* [WORK INSTRUCTIONS] Find the lines holding the string "Time" in the data, then copy all of them.

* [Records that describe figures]

-- -- --

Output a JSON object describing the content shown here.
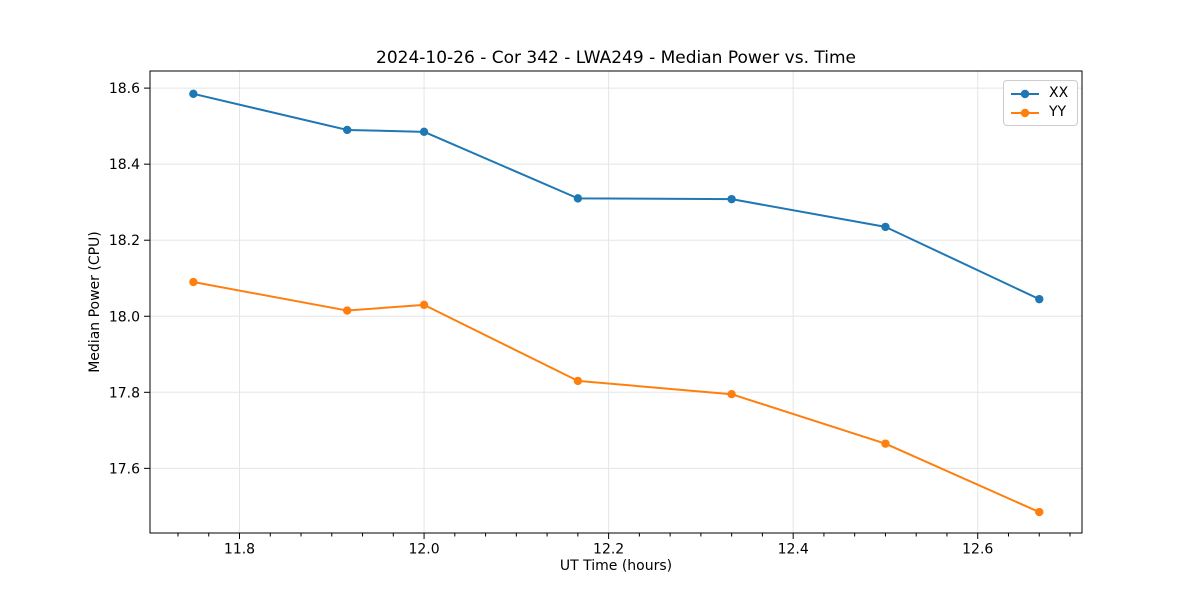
{
  "chart_data": {
    "type": "line",
    "title": "2024-10-26 - Cor 342 - LWA249 - Median Power vs. Time",
    "xlabel": "UT Time (hours)",
    "ylabel": "Median Power (CPU)",
    "x": [
      11.75,
      11.9167,
      12.0,
      12.1667,
      12.3333,
      12.5,
      12.6667
    ],
    "series": [
      {
        "name": "XX",
        "color": "#1f77b4",
        "values": [
          18.585,
          18.49,
          18.485,
          18.31,
          18.308,
          18.235,
          18.045
        ]
      },
      {
        "name": "YY",
        "color": "#ff7f0e",
        "values": [
          18.09,
          18.015,
          18.03,
          17.83,
          17.795,
          17.665,
          17.485
        ]
      }
    ],
    "xlim": [
      11.703,
      12.713
    ],
    "ylim": [
      17.43,
      18.645
    ],
    "xticks": [
      11.8,
      12.0,
      12.2,
      12.4,
      12.6
    ],
    "xtick_labels": [
      "11.8",
      "12.0",
      "12.2",
      "12.4",
      "12.6"
    ],
    "yticks": [
      17.6,
      17.8,
      18.0,
      18.2,
      18.4,
      18.6
    ],
    "ytick_labels": [
      "17.6",
      "17.8",
      "18.0",
      "18.2",
      "18.4",
      "18.6"
    ],
    "x_minor_step": 0.0333333,
    "grid": true,
    "legend_position": "upper right",
    "marker": "circle",
    "colors": {
      "grid": "#e5e5e5",
      "spine": "#000000",
      "tick": "#000000",
      "text": "#000000"
    }
  }
}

-- -- --

* [RESULT]
    "title": "2024-10-26 - Cor 342 - LWA249 - Median Power vs. Time",
    "xlabel": "UT Time (hours)",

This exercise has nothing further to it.